___ EXERCISE INPUT ___

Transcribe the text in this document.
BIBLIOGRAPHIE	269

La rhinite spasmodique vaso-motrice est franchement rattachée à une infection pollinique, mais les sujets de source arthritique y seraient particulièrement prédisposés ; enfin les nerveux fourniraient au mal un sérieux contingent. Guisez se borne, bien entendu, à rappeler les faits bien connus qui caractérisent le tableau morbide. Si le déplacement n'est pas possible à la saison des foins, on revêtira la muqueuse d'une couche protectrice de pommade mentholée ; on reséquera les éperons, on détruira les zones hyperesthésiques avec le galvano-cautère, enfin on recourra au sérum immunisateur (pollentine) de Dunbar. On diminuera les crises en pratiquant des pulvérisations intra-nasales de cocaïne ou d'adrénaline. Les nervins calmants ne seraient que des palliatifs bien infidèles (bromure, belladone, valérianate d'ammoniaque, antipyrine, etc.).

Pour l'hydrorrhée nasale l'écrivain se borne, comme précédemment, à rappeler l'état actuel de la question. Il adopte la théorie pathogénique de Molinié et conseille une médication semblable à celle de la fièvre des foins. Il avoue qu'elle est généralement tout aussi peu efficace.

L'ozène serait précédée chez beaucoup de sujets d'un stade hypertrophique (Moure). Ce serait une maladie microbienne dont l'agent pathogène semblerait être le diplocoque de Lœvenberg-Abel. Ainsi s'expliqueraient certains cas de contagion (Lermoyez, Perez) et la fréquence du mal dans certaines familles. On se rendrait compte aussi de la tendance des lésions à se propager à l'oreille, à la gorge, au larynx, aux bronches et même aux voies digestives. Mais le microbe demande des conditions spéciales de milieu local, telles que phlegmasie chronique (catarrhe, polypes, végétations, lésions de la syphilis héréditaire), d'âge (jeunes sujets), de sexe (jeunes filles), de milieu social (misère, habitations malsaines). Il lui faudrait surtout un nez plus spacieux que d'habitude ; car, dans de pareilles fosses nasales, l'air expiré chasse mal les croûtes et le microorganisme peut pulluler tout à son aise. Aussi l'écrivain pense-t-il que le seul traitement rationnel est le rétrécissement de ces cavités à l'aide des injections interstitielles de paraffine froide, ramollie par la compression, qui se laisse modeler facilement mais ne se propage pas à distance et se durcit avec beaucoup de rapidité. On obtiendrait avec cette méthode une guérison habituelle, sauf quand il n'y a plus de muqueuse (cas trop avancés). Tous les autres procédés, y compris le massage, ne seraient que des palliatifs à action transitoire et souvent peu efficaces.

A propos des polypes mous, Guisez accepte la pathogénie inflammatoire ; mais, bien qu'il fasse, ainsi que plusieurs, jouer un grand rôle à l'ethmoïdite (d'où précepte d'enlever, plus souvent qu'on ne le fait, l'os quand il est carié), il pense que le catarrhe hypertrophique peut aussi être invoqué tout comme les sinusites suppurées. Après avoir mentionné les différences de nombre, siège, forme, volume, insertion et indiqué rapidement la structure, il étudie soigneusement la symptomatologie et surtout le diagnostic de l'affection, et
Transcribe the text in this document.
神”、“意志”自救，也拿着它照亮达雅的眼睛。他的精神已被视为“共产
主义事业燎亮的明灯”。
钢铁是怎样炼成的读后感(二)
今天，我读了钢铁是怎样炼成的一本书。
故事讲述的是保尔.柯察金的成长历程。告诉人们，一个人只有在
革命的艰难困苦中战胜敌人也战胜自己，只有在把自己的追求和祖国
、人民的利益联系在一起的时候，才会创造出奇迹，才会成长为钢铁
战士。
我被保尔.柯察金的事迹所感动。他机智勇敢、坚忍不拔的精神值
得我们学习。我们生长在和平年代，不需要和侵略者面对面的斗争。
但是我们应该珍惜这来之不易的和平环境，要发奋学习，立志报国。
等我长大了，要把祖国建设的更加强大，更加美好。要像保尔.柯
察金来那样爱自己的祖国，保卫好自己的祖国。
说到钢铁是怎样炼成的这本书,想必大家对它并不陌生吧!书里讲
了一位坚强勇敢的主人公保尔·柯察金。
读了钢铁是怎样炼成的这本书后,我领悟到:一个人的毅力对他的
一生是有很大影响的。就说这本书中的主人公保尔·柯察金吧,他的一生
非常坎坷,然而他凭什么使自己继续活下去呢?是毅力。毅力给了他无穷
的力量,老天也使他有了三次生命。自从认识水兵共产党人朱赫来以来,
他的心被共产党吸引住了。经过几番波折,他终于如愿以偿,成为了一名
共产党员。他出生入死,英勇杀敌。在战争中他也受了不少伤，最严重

___

* _STATED GOAL_
Print the listing above in full, exactly as it is.

* _EXPECTED ANSWER_
Transcribe the text in this document.
BIBLIOGRAPHIE	269

La rhinite spasmodique vaso-motrice est franchement rattachée à une infection pollinique, mais les sujets de source arthritique y seraient particulièrement prédisposés ; enfin les nerveux fourniraient au mal un sérieux contingent. Guisez se borne, bien entendu, à rappeler les faits bien connus qui caractérisent le tableau morbide. Si le déplacement n'est pas possible à la saison des foins, on revêtira la muqueuse d'une couche protectrice de pommade mentholée ; on reséquera les éperons, on détruira les zones hyperesthésiques avec le galvano-cautère, enfin on recourra au sérum immunisateur (pollentine) de Dunbar. On diminuera les crises en pratiquant des pulvérisations intra-nasales de cocaïne ou d'adrénaline. Les nervins calmants ne seraient que des palliatifs bien infidèles (bromure, belladone, valérianate d'ammoniaque, antipyrine, etc.).

Pour l'hydrorrhée nasale l'écrivain se borne, comme précédemment, à rappeler l'état actuel de la question. Il adopte la théorie pathogénique de Molinié et conseille une médication semblable à celle de la fièvre des foins. Il avoue qu'elle est généralement tout aussi peu efficace.

L'ozène serait précédée chez beaucoup de sujets d'un stade hypertrophique (Moure). Ce serait une maladie microbienne dont l'agent pathogène semblerait être le diplocoque de Lœvenberg-Abel. Ainsi s'expliqueraient certains cas de contagion (Lermoyez, Perez) et la fréquence du mal dans certaines familles. On se rendrait compte aussi de la tendance des lésions à se propager à l'oreille, à la gorge, au larynx, aux bronches et même aux voies digestives. Mais le microbe demande des conditions spéciales de milieu local, telles que phlegmasie chronique (catarrhe, polypes, végétations, lésions de la syphilis héréditaire), d'âge (jeunes sujets), de sexe (jeunes filles), de milieu social (misère, habitations malsaines). Il lui faudrait surtout un nez plus spacieux que d'habitude ; car, dans de pareilles fosses nasales, l'air expiré chasse mal les croûtes et le microorganisme peut pulluler tout à son aise. Aussi l'écrivain pense-t-il que le seul traitement rationnel est le rétrécissement de ces cavités à l'aide des injections interstitielles de paraffine froide, ramollie par la compression, qui se laisse modeler facilement mais ne se propage pas à distance et se durcit avec beaucoup de rapidité. On obtiendrait avec cette méthode une guérison habituelle, sauf quand il n'y a plus de muqueuse (cas trop avancés). Tous les autres procédés, y compris le massage, ne seraient que des palliatifs à action transitoire et souvent peu efficaces.

A propos des polypes mous, Guisez accepte la pathogénie inflammatoire ; mais, bien qu'il fasse, ainsi que plusieurs, jouer un grand rôle à l'ethmoïdite (d'où précepte d'enlever, plus souvent qu'on ne le fait, l'os quand il est carié), il pense que le catarrhe hypertrophique peut aussi être invoqué tout comme les sinusites suppurées. Après avoir mentionné les différences de nombre, siège, forme, volume, insertion et indiqué rapidement la structure, il étudie soigneusement la symptomatologie et surtout le diagnostic de l'affection, et
Transcribe the text in this document.
神”、“意志”自救，也拿着它照亮达雅的眼睛。他的精神已被视为“共产
主义事业燎亮的明灯”。
钢铁是怎样炼成的读后感(二)
今天，我读了钢铁是怎样炼成的一本书。
故事讲述的是保尔.柯察金的成长历程。告诉人们，一个人只有在
革命的艰难困苦中战胜敌人也战胜自己，只有在把自己的追求和祖国
、人民的利益联系在一起的时候，才会创造出奇迹，才会成长为钢铁
战士。
我被保尔.柯察金的事迹所感动。他机智勇敢、坚忍不拔的精神值
得我们学习。我们生长在和平年代，不需要和侵略者面对面的斗争。
但是我们应该珍惜这来之不易的和平环境，要发奋学习，立志报国。
等我长大了，要把祖国建设的更加强大，更加美好。要像保尔.柯
察金来那样爱自己的祖国，保卫好自己的祖国。
说到钢铁是怎样炼成的这本书,想必大家对它并不陌生吧!书里讲
了一位坚强勇敢的主人公保尔·柯察金。
读了钢铁是怎样炼成的这本书后,我领悟到:一个人的毅力对他的
一生是有很大影响的。就说这本书中的主人公保尔·柯察金吧,他的一生
非常坎坷,然而他凭什么使自己继续活下去呢?是毅力。毅力给了他无穷
的力量,老天也使他有了三次生命。自从认识水兵共产党人朱赫来以来,
他的心被共产党吸引住了。经过几番波折,他终于如愿以偿,成为了一名
共产党员。他出生入死,英勇杀敌。在战争中他也受了不少伤，最严重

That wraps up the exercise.